** begin SUPPLIED DATA **
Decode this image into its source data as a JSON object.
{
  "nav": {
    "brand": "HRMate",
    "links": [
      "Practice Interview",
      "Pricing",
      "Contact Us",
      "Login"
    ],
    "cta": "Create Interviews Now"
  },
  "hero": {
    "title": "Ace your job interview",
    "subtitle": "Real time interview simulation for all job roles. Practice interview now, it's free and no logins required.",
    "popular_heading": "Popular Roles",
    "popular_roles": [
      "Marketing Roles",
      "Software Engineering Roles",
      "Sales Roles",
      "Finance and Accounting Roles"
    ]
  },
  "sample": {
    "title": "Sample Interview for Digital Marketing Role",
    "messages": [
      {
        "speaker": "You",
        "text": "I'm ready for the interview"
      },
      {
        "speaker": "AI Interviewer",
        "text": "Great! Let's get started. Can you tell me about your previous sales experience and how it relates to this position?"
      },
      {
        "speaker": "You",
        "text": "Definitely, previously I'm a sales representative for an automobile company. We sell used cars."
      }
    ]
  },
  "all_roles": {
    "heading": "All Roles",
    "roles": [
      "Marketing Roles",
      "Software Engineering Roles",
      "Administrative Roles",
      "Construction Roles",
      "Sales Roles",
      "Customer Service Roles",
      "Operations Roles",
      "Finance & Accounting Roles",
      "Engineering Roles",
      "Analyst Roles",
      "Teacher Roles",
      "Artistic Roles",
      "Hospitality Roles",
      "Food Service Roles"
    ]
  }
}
** end SUPPLIED DATA **
● **EXERCISE DETAILS**
Write down every line of the data exactly as it appears above.

● **FULL OUTPUT**
Decode this image into its source data as a JSON object.
{
  "nav": {
    "brand": "HRMate",
    "links": [
      "Practice Interview",
      "Pricing",
      "Contact Us",
      "Login"
    ],
    "cta": "Create Interviews Now"
  },
  "hero": {
    "title": "Ace your job interview",
    "subtitle": "Real time interview simulation for all job roles. Practice interview now, it's free and no logins required.",
    "popular_heading": "Popular Roles",
    "popular_roles": [
      "Marketing Roles",
      "Software Engineering Roles",
      "Sales Roles",
      "Finance and Accounting Roles"
    ]
  },
  "sample": {
    "title": "Sample Interview for Digital Marketing Role",
    "messages": [
      {
        "speaker": "You",
        "text": "I'm ready for the interview"
      },
      {
        "speaker": "AI Interviewer",
        "text": "Great! Let's get started. Can you tell me about your previous sales experience and how it relates to this position?"
      },
      {
        "speaker": "You",
        "text": "Definitely, previously I'm a sales representative for an automobile company. We sell used cars."
      }
    ]
  },
  "all_roles": {
    "heading": "All Roles",
    "roles": [
      "Marketing Roles",
      "Software Engineering Roles",
      "Administrative Roles",
      "Construction Roles",
      "Sales Roles",
      "Customer Service Roles",
      "Operations Roles",
      "Finance & Accounting Roles",
      "Engineering Roles",
      "Analyst Roles",
      "Teacher Roles",
      "Artistic Roles",
      "Hospitality Roles",
      "Food Service Roles"
    ]
  }
}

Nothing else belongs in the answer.